- [Directions for this task] Provide an exact transcription of all the records.

## Start Dataset records

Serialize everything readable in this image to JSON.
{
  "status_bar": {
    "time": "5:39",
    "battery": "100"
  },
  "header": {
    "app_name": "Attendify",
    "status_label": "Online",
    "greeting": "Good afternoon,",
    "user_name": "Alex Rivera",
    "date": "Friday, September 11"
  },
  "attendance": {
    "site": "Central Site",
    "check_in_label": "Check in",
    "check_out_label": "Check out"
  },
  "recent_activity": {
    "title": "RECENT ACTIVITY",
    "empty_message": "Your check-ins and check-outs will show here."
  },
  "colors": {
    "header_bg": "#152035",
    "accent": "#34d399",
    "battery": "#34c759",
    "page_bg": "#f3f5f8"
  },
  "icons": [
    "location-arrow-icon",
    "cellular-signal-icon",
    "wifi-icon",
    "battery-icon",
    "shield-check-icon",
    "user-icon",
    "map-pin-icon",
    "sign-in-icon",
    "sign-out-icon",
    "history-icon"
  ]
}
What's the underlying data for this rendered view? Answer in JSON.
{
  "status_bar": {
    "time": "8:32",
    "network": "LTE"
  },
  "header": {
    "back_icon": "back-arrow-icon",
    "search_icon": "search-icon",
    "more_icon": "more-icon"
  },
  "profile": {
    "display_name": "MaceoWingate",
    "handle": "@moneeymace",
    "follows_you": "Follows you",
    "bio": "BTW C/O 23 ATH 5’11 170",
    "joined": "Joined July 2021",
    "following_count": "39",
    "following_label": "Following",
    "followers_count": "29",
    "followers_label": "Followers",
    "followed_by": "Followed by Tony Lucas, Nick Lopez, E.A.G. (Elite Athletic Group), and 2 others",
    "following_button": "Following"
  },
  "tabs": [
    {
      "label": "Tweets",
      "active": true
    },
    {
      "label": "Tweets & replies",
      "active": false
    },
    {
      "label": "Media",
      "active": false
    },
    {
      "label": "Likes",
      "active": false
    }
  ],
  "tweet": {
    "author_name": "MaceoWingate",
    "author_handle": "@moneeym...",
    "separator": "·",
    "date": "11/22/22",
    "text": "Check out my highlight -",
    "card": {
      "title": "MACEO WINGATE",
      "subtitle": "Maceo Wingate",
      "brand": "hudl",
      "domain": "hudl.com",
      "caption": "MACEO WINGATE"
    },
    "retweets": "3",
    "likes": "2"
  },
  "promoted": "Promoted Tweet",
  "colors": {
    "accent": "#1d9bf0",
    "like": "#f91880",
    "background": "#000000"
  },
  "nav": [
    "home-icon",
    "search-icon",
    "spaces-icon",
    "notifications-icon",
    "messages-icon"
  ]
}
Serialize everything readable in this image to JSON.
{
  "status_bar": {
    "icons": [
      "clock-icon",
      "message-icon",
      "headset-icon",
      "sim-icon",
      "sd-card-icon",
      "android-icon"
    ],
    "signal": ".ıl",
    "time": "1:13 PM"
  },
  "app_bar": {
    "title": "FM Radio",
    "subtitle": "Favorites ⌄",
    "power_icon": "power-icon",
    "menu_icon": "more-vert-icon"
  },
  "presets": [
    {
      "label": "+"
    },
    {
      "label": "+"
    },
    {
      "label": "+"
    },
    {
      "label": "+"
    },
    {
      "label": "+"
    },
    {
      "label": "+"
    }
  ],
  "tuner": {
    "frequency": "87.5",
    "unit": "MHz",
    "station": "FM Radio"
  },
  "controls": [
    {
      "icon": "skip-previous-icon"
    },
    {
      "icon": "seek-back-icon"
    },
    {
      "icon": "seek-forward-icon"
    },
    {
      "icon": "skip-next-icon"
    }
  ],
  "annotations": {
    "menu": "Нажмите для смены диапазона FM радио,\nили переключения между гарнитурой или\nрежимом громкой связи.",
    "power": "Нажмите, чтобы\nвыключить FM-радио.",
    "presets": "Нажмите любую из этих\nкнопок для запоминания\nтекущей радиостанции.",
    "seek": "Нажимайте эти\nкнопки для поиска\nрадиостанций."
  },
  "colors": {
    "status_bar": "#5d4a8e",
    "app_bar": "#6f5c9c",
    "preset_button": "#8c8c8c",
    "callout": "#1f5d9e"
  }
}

## End Dataset records

- [Written answer]
Serialize everything readable in this image to JSON.
{
  "status_bar": {
    "time": "5:39",
    "battery": "100"
  },
  "header": {
    "app_name": "Attendify",
    "status_label": "Online",
    "greeting": "Good afternoon,",
    "user_name": "Alex Rivera",
    "date": "Friday, September 11"
  },
  "attendance": {
    "site": "Central Site",
    "check_in_label": "Check in",
    "check_out_label": "Check out"
  },
  "recent_activity": {
    "title": "RECENT ACTIVITY",
    "empty_message": "Your check-ins and check-outs will show here."
  },
  "colors": {
    "header_bg": "#152035",
    "accent": "#34d399",
    "battery": "#34c759",
    "page_bg": "#f3f5f8"
  },
  "icons": [
    "location-arrow-icon",
    "cellular-signal-icon",
    "wifi-icon",
    "battery-icon",
    "shield-check-icon",
    "user-icon",
    "map-pin-icon",
    "sign-in-icon",
    "sign-out-icon",
    "history-icon"
  ]
}
What's the underlying data for this rendered view? Answer in JSON.
{
  "status_bar": {
    "time": "8:32",
    "network": "LTE"
  },
  "header": {
    "back_icon": "back-arrow-icon",
    "search_icon": "search-icon",
    "more_icon": "more-icon"
  },
  "profile": {
    "display_name": "MaceoWingate",
    "handle": "@moneeymace",
    "follows_you": "Follows you",
    "bio": "BTW C/O 23 ATH 5’11 170",
    "joined": "Joined July 2021",
    "following_count": "39",
    "following_label": "Following",
    "followers_count": "29",
    "followers_label": "Followers",
    "followed_by": "Followed by Tony Lucas, Nick Lopez, E.A.G. (Elite Athletic Group), and 2 others",
    "following_button": "Following"
  },
  "tabs": [
    {
      "label": "Tweets",
      "active": true
    },
    {
      "label": "Tweets & replies",
      "active": false
    },
    {
      "label": "Media",
      "active": false
    },
    {
      "label": "Likes",
      "active": false
    }
  ],
  "tweet": {
    "author_name": "MaceoWingate",
    "author_handle": "@moneeym...",
    "separator": "·",
    "date": "11/22/22",
    "text": "Check out my highlight -",
    "card": {
      "title": "MACEO WINGATE",
      "subtitle": "Maceo Wingate",
      "brand": "hudl",
      "domain": "hudl.com",
      "caption": "MACEO WINGATE"
    },
    "retweets": "3",
    "likes": "2"
  },
  "promoted": "Promoted Tweet",
  "colors": {
    "accent": "#1d9bf0",
    "like": "#f91880",
    "background": "#000000"
  },
  "nav": [
    "home-icon",
    "search-icon",
    "spaces-icon",
    "notifications-icon",
    "messages-icon"
  ]
}
Serialize everything readable in this image to JSON.
{
  "status_bar": {
    "icons": [
      "clock-icon",
      "message-icon",
      "headset-icon",
      "sim-icon",
      "sd-card-icon",
      "android-icon"
    ],
    "signal": ".ıl",
    "time": "1:13 PM"
  },
  "app_bar": {
    "title": "FM Radio",
    "subtitle": "Favorites ⌄",
    "power_icon": "power-icon",
    "menu_icon": "more-vert-icon"
  },
  "presets": [
    {
      "label": "+"
    },
    {
      "label": "+"
    },
    {
      "label": "+"
    },
    {
      "label": "+"
    },
    {
      "label": "+"
    },
    {
      "label": "+"
    }
  ],
  "tuner": {
    "frequency": "87.5",
    "unit": "MHz",
    "station": "FM Radio"
  },
  "controls": [
    {
      "icon": "skip-previous-icon"
    },
    {
      "icon": "seek-back-icon"
    },
    {
      "icon": "seek-forward-icon"
    },
    {
      "icon": "skip-next-icon"
    }
  ],
  "annotations": {
    "menu": "Нажмите для смены диапазона FM радио,\nили переключения между гарнитурой или\nрежимом громкой связи.",
    "power": "Нажмите, чтобы\nвыключить FM-радио.",
    "presets": "Нажмите любую из этих\nкнопок для запоминания\nтекущей радиостанции.",
    "seek": "Нажимайте эти\nкнопки для поиска\nрадиостанций."
  },
  "colors": {
    "status_bar": "#5d4a8e",
    "app_bar": "#6f5c9c",
    "preset_button": "#8c8c8c",
    "callout": "#1f5d9e"
  }
}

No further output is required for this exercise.